-- WORK TO BE COMPLETED --
Quote the whole listing verbatim.

-- ROWS --

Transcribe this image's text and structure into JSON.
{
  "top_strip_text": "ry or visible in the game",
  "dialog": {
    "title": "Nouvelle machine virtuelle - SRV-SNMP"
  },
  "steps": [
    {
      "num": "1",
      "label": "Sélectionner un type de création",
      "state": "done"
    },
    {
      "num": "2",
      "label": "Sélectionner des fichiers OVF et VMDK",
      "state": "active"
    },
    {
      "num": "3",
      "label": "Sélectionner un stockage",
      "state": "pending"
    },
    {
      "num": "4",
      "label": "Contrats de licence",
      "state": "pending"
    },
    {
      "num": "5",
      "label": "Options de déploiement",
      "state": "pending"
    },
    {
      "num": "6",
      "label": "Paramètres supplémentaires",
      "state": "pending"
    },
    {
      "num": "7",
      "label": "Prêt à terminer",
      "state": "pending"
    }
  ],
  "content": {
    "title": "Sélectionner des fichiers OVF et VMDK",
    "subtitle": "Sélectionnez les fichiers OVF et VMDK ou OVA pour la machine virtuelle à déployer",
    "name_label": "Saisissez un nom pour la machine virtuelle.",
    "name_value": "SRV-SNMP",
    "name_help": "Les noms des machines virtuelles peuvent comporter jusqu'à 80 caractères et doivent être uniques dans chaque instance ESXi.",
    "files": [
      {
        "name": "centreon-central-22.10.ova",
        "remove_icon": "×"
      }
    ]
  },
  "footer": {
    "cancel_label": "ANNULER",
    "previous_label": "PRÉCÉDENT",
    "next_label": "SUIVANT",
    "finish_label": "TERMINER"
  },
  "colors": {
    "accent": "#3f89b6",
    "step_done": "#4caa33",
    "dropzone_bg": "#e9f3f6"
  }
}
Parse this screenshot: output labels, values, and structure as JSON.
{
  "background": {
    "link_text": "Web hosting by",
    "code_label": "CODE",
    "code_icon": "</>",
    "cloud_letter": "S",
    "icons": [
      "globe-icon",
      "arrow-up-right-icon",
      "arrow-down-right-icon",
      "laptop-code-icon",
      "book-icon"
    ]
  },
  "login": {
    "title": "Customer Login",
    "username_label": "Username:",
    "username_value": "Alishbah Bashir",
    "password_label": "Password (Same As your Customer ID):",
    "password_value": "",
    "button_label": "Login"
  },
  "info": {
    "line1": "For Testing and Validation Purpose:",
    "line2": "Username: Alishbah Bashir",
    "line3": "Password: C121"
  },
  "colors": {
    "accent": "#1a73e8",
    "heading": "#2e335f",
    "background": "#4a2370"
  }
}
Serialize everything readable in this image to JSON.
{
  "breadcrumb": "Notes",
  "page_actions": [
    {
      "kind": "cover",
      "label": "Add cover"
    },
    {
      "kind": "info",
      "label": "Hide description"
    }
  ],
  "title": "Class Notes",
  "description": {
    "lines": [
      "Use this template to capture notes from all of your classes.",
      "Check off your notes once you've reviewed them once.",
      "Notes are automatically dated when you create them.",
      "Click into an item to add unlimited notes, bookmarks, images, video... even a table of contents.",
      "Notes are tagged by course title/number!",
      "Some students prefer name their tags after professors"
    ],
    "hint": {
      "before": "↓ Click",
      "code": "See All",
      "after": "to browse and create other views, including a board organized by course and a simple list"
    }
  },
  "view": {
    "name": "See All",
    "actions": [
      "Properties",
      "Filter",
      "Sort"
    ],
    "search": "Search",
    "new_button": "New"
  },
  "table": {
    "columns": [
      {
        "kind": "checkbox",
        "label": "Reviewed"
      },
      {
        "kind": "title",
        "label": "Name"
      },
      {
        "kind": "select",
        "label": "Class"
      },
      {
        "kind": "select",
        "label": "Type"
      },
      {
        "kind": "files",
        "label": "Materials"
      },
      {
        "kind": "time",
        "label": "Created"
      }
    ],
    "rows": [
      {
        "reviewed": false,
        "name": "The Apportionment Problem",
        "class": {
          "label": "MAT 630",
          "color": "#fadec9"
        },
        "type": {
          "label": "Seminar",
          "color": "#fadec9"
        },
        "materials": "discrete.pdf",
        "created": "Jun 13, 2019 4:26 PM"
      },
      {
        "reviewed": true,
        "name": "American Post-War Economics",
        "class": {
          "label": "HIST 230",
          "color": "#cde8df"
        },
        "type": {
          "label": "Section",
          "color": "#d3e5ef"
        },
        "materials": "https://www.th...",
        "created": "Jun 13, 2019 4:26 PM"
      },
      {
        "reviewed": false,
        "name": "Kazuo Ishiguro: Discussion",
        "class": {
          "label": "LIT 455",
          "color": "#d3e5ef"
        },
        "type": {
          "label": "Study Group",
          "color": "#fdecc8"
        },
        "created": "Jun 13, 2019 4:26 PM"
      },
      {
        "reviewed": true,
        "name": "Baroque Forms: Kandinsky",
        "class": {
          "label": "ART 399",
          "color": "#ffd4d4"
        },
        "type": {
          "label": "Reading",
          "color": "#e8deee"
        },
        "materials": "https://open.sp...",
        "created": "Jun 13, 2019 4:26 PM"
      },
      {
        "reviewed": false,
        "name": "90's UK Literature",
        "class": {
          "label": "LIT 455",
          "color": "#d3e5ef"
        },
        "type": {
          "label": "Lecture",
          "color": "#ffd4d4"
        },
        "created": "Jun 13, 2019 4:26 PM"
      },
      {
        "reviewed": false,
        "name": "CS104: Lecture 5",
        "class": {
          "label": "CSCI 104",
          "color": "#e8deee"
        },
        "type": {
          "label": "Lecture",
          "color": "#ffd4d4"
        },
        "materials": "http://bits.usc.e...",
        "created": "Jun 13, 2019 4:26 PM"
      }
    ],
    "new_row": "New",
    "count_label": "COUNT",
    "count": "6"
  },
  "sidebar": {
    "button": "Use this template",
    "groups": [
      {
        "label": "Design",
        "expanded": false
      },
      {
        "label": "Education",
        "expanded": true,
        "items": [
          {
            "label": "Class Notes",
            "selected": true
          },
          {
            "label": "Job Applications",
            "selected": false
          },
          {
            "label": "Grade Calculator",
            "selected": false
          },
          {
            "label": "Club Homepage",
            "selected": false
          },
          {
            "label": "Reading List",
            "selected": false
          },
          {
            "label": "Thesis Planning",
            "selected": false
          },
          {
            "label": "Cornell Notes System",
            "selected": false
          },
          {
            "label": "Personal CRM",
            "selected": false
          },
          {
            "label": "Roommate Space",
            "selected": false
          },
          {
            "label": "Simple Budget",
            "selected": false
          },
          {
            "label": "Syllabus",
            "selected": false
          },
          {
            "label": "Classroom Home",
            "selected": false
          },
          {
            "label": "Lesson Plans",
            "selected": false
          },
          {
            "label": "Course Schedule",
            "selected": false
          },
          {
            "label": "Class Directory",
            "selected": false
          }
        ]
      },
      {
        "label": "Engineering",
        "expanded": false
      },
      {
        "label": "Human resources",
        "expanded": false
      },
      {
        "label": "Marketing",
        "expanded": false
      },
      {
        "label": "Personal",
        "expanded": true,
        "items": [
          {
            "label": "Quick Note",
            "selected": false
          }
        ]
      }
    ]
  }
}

-- WORKED SOLUTION --
Transcribe this image's text and structure into JSON.
{
  "top_strip_text": "ry or visible in the game",
  "dialog": {
    "title": "Nouvelle machine virtuelle - SRV-SNMP"
  },
  "steps": [
    {
      "num": "1",
      "label": "Sélectionner un type de création",
      "state": "done"
    },
    {
      "num": "2",
      "label": "Sélectionner des fichiers OVF et VMDK",
      "state": "active"
    },
    {
      "num": "3",
      "label": "Sélectionner un stockage",
      "state": "pending"
    },
    {
      "num": "4",
      "label": "Contrats de licence",
      "state": "pending"
    },
    {
      "num": "5",
      "label": "Options de déploiement",
      "state": "pending"
    },
    {
      "num": "6",
      "label": "Paramètres supplémentaires",
      "state": "pending"
    },
    {
      "num": "7",
      "label": "Prêt à terminer",
      "state": "pending"
    }
  ],
  "content": {
    "title": "Sélectionner des fichiers OVF et VMDK",
    "subtitle": "Sélectionnez les fichiers OVF et VMDK ou OVA pour la machine virtuelle à déployer",
    "name_label": "Saisissez un nom pour la machine virtuelle.",
    "name_value": "SRV-SNMP",
    "name_help": "Les noms des machines virtuelles peuvent comporter jusqu'à 80 caractères et doivent être uniques dans chaque instance ESXi.",
    "files": [
      {
        "name": "centreon-central-22.10.ova",
        "remove_icon": "×"
      }
    ]
  },
  "footer": {
    "cancel_label": "ANNULER",
    "previous_label": "PRÉCÉDENT",
    "next_label": "SUIVANT",
    "finish_label": "TERMINER"
  },
  "colors": {
    "accent": "#3f89b6",
    "step_done": "#4caa33",
    "dropzone_bg": "#e9f3f6"
  }
}
Parse this screenshot: output labels, values, and structure as JSON.
{
  "background": {
    "link_text": "Web hosting by",
    "code_label": "CODE",
    "code_icon": "</>",
    "cloud_letter": "S",
    "icons": [
      "globe-icon",
      "arrow-up-right-icon",
      "arrow-down-right-icon",
      "laptop-code-icon",
      "book-icon"
    ]
  },
  "login": {
    "title": "Customer Login",
    "username_label": "Username:",
    "username_value": "Alishbah Bashir",
    "password_label": "Password (Same As your Customer ID):",
    "password_value": "",
    "button_label": "Login"
  },
  "info": {
    "line1": "For Testing and Validation Purpose:",
    "line2": "Username: Alishbah Bashir",
    "line3": "Password: C121"
  },
  "colors": {
    "accent": "#1a73e8",
    "heading": "#2e335f",
    "background": "#4a2370"
  }
}
Serialize everything readable in this image to JSON.
{
  "breadcrumb": "Notes",
  "page_actions": [
    {
      "kind": "cover",
      "label": "Add cover"
    },
    {
      "kind": "info",
      "label": "Hide description"
    }
  ],
  "title": "Class Notes",
  "description": {
    "lines": [
      "Use this template to capture notes from all of your classes.",
      "Check off your notes once you've reviewed them once.",
      "Notes are automatically dated when you create them.",
      "Click into an item to add unlimited notes, bookmarks, images, video... even a table of contents.",
      "Notes are tagged by course title/number!",
      "Some students prefer name their tags after professors"
    ],
    "hint": {
      "before": "↓ Click",
      "code": "See All",
      "after": "to browse and create other views, including a board organized by course and a simple list"
    }
  },
  "view": {
    "name": "See All",
    "actions": [
      "Properties",
      "Filter",
      "Sort"
    ],
    "search": "Search",
    "new_button": "New"
  },
  "table": {
    "columns": [
      {
        "kind": "checkbox",
        "label": "Reviewed"
      },
      {
        "kind": "title",
        "label": "Name"
      },
      {
        "kind": "select",
        "label": "Class"
      },
      {
        "kind": "select",
        "label": "Type"
      },
      {
        "kind": "files",
        "label": "Materials"
      },
      {
        "kind": "time",
        "label": "Created"
      }
    ],
    "rows": [
      {
        "reviewed": false,
        "name": "The Apportionment Problem",
        "class": {
          "label": "MAT 630",
          "color": "#fadec9"
        },
        "type": {
          "label": "Seminar",
          "color": "#fadec9"
        },
        "materials": "discrete.pdf",
        "created": "Jun 13, 2019 4:26 PM"
      },
      {
        "reviewed": true,
        "name": "American Post-War Economics",
        "class": {
          "label": "HIST 230",
          "color": "#cde8df"
        },
        "type": {
          "label": "Section",
          "color": "#d3e5ef"
        },
        "materials": "https://www.th...",
        "created": "Jun 13, 2019 4:26 PM"
      },
      {
        "reviewed": false,
        "name": "Kazuo Ishiguro: Discussion",
        "class": {
          "label": "LIT 455",
          "color": "#d3e5ef"
        },
        "type": {
          "label": "Study Group",
          "color": "#fdecc8"
        },
        "created": "Jun 13, 2019 4:26 PM"
      },
      {
        "reviewed": true,
        "name": "Baroque Forms: Kandinsky",
        "class": {
          "label": "ART 399",
          "color": "#ffd4d4"
        },
        "type": {
          "label": "Reading",
          "color": "#e8deee"
        },
        "materials": "https://open.sp...",
        "created": "Jun 13, 2019 4:26 PM"
      },
      {
        "reviewed": false,
        "name": "90's UK Literature",
        "class": {
          "label": "LIT 455",
          "color": "#d3e5ef"
        },
        "type": {
          "label": "Lecture",
          "color": "#ffd4d4"
        },
        "created": "Jun 13, 2019 4:26 PM"
      },
      {
        "reviewed": false,
        "name": "CS104: Lecture 5",
        "class": {
          "label": "CSCI 104",
          "color": "#e8deee"
        },
        "type": {
          "label": "Lecture",
          "color": "#ffd4d4"
        },
        "materials": "http://bits.usc.e...",
        "created": "Jun 13, 2019 4:26 PM"
      }
    ],
    "new_row": "New",
    "count_label": "COUNT",
    "count": "6"
  },
  "sidebar": {
    "button": "Use this template",
    "groups": [
      {
        "label": "Design",
        "expanded": false
      },
      {
        "label": "Education",
        "expanded": true,
        "items": [
          {
            "label": "Class Notes",
            "selected": true
          },
          {
            "label": "Job Applications",
            "selected": false
          },
          {
            "label": "Grade Calculator",
            "selected": false
          },
          {
            "label": "Club Homepage",
            "selected": false
          },
          {
            "label": "Reading List",
            "selected": false
          },
          {
            "label": "Thesis Planning",
            "selected": false
          },
          {
            "label": "Cornell Notes System",
            "selected": false
          },
          {
            "label": "Personal CRM",
            "selected": false
          },
          {
            "label": "Roommate Space",
            "selected": false
          },
          {
            "label": "Simple Budget",
            "selected": false
          },
          {
            "label": "Syllabus",
            "selected": false
          },
          {
            "label": "Classroom Home",
            "selected": false
          },
          {
            "label": "Lesson Plans",
            "selected": false
          },
          {
            "label": "Course Schedule",
            "selected": false
          },
          {
            "label": "Class Directory",
            "selected": false
          }
        ]
      },
      {
        "label": "Engineering",
        "expanded": false
      },
      {
        "label": "Human resources",
        "expanded": false
      },
      {
        "label": "Marketing",
        "expanded": false
      },
      {
        "label": "Personal",
        "expanded": true,
        "items": [
          {
            "label": "Quick Note",
            "selected": false
          }
        ]
      }
    ]
  }
}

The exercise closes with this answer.